Exercise instructions
Find the number of lines below in which the word "суду" appears, and write that number only.
####################
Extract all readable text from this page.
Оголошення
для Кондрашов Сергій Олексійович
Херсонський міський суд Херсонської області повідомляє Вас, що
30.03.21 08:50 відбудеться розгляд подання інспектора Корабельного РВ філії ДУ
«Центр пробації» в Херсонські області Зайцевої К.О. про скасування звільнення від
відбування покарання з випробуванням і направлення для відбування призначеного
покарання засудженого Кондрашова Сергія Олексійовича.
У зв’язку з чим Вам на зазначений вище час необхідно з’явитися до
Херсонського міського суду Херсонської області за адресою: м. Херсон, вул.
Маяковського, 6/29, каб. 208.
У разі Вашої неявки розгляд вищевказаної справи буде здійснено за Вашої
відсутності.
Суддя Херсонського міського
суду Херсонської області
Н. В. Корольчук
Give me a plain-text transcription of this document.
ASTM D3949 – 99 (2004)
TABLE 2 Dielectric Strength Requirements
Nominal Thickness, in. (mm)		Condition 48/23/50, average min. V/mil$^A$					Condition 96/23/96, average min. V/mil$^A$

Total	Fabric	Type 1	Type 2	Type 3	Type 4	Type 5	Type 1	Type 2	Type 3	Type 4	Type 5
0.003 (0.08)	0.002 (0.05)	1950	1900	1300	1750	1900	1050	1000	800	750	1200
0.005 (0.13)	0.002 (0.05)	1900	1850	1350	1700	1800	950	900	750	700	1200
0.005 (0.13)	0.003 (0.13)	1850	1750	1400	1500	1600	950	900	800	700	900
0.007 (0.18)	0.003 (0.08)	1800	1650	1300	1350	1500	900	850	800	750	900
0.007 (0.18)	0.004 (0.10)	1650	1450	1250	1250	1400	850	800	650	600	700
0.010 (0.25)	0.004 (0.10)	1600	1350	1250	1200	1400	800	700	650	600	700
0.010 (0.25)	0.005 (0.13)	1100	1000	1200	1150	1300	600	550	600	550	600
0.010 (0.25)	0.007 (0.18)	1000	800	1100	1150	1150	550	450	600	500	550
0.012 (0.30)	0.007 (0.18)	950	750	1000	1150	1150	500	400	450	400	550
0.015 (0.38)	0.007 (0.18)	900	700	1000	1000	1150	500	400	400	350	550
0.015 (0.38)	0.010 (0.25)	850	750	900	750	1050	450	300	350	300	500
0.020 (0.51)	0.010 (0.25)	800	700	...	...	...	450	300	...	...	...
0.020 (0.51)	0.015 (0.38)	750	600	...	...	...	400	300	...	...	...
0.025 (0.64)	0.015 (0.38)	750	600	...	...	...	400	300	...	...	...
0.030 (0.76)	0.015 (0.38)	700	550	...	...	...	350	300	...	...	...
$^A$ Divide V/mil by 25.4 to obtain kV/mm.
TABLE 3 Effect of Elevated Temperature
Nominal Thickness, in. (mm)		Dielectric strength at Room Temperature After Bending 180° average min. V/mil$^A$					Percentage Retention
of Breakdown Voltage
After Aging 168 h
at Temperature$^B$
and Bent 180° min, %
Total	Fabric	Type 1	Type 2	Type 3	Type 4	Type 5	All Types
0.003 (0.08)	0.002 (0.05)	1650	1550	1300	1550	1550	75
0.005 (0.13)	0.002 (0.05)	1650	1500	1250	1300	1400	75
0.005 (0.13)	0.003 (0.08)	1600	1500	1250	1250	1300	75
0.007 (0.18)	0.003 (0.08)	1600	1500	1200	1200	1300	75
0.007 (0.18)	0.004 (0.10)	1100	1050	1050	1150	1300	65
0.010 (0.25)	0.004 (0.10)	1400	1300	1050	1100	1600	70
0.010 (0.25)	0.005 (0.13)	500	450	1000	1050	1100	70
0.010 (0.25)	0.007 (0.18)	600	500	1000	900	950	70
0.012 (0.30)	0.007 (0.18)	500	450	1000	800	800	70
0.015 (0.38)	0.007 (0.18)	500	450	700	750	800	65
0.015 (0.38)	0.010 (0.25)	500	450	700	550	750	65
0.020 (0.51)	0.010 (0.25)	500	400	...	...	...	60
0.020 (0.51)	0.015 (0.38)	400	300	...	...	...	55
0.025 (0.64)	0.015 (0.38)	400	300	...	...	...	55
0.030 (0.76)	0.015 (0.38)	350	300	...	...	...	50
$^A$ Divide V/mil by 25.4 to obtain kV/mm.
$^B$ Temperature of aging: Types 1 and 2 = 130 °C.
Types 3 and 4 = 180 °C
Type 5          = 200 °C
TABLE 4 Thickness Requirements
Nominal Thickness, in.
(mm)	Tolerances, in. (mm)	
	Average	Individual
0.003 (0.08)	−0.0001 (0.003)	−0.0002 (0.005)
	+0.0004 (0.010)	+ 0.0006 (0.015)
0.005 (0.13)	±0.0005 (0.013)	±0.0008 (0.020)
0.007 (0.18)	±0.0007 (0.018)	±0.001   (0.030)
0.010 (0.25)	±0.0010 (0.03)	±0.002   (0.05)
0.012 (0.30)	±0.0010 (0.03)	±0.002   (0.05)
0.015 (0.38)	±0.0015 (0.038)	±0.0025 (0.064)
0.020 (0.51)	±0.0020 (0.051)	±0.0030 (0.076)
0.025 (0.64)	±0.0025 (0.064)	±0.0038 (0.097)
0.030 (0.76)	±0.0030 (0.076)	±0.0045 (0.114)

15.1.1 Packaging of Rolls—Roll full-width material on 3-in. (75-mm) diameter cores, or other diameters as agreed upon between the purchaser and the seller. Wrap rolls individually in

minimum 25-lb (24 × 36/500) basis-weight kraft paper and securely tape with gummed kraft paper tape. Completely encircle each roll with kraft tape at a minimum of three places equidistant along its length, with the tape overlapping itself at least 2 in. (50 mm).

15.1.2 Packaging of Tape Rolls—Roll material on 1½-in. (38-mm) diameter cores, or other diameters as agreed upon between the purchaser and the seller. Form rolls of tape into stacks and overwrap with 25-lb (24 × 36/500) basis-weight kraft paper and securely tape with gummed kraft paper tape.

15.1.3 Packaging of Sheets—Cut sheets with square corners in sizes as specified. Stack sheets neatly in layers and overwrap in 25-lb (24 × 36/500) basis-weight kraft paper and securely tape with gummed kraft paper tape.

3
####################
Result below
2